Problems to work on:
1. Answer these questions about the passage:
(a) How old was the narrator's brother?
(b) What television program had the episode in which a dog was woken from a coma?
(c) What did the narrator's brother do to the wall of his room?
2. Reproduce the entries verbatim, beginning with the first line of the entries and continuing through the line containing "Bar: [109, 192, 130, 384]".

Article:
——————

I was ten years old. My brother was nine. We had never lost anyone close to us; our grandparents were all still alive, and no one we knew had died in our lifetime. Sure, we’d heard of people dying, our friends’ grandparents, Terry Fox… but it was so abstract. Death was not familiar to us. And this? This was immediate. This was happening to us. And our hearts were torn in two.
We had loved her so much, and now she was gone – how could that be? Surely if you loved someone as much as we loved Midnight, that love would be enough to keep her alive? We’d seen the Very Special Episode of Punky Brewster where her dog got hit by a car and was on the brink of death, and Punky’s impassioned speech at the last second (“Oh, no Brandon! I can’t give up! I’m not going to let you die! You still have squirrels to chase, and bones to bury! You’re going to be around for a long long time, you’ve just got to wake up! Brandon, wake up! Please Brandon! I love you, I love you, I love you!”) had woken him from his coma. Why wasn’t real life like that? I remember crying so hard into my pillow that my eyes literally swelled shut. My brother went to his room and punched the wall, over and over again, his tiny fists making dents in the drywall.

——————

Listed entries:

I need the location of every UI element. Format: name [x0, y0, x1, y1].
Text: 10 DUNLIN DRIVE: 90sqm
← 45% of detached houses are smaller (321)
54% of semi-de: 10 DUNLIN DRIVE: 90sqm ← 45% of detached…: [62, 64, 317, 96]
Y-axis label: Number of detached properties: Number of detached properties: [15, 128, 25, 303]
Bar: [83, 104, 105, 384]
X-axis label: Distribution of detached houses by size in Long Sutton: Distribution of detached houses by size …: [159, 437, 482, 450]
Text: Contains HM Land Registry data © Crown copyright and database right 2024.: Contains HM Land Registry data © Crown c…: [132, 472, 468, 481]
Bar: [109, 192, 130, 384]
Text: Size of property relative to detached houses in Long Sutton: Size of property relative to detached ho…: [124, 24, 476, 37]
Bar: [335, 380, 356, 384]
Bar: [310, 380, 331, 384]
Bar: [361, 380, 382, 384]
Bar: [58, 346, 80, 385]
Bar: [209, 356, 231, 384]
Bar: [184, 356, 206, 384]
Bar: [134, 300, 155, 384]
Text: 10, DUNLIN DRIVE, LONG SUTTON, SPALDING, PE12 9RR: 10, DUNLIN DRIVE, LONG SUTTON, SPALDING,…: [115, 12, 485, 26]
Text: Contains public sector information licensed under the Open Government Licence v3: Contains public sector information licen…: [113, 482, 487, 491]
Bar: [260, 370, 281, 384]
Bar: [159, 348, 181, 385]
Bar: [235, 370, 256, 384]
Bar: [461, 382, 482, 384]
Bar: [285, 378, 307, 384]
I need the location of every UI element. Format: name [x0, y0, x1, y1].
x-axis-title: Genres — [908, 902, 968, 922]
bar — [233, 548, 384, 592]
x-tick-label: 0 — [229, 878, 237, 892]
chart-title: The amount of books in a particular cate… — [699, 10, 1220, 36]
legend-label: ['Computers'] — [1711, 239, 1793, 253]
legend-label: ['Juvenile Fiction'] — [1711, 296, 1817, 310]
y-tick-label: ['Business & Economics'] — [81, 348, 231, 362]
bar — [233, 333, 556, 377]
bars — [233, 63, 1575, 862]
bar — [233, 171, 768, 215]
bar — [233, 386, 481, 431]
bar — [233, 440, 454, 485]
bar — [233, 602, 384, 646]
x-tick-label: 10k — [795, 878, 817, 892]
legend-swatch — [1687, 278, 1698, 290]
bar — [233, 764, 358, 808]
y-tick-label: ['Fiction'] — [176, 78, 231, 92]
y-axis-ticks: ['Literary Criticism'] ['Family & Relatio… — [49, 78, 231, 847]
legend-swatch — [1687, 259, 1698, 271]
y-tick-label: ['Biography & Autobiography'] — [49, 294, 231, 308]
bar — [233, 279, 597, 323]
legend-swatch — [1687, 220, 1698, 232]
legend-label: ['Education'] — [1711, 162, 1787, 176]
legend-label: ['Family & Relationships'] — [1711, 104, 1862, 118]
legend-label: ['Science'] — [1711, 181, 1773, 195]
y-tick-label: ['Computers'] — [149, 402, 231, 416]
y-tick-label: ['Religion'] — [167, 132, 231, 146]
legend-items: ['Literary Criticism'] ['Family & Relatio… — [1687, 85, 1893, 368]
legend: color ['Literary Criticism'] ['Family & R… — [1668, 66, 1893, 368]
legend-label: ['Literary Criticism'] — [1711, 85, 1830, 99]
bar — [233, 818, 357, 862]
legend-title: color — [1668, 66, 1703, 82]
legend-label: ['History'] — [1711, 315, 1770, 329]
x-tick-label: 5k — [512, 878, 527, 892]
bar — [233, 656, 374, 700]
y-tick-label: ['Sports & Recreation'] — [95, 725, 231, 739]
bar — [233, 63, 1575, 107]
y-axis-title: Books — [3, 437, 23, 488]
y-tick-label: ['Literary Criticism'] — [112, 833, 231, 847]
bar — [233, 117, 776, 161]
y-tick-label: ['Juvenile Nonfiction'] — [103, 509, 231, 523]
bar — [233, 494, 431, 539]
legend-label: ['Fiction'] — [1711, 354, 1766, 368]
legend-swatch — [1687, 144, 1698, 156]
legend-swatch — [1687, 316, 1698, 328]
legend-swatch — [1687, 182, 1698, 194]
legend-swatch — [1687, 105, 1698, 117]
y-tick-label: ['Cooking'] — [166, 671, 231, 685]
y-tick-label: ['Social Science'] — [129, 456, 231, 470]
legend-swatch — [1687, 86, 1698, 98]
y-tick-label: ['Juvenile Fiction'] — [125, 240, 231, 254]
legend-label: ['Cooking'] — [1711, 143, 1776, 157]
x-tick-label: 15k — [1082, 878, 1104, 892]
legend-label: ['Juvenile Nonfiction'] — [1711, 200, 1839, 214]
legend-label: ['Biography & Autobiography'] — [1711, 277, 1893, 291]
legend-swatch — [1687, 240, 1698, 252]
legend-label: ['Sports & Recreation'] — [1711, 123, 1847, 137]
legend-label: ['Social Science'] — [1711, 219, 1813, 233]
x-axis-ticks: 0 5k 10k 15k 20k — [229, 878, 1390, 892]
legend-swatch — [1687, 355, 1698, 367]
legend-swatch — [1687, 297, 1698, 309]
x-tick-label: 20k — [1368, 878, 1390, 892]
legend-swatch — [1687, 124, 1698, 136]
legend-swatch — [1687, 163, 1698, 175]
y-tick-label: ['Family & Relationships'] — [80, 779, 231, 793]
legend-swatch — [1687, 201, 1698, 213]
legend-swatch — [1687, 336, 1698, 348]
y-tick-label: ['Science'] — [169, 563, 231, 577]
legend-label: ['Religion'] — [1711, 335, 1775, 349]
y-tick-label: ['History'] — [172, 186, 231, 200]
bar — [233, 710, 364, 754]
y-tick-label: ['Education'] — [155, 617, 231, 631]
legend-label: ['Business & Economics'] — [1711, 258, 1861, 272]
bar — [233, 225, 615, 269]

——————

The solutions:
1.
(a) Nine.
(b) Punky Brewster.
(c) He punched it over and over again, making dents in the drywall.

2.
I need the location of every UI element. Format: name [x0, y0, x1, y1].
Text: 10 DUNLIN DRIVE: 90sqm
← 45% of detached houses are smaller (321)
54% of semi-de: 10 DUNLIN DRIVE: 90sqm ← 45% of detached…: [62, 64, 317, 96]
Y-axis label: Number of detached properties: Number of detached properties: [15, 128, 25, 303]
Bar: [83, 104, 105, 384]
X-axis label: Distribution of detached houses by size in Long Sutton: Distribution of detached houses by size …: [159, 437, 482, 450]
Text: Contains HM Land Registry data © Crown copyright and database right 2024.: Contains HM Land Registry data © Crown c…: [132, 472, 468, 481]
Bar: [109, 192, 130, 384]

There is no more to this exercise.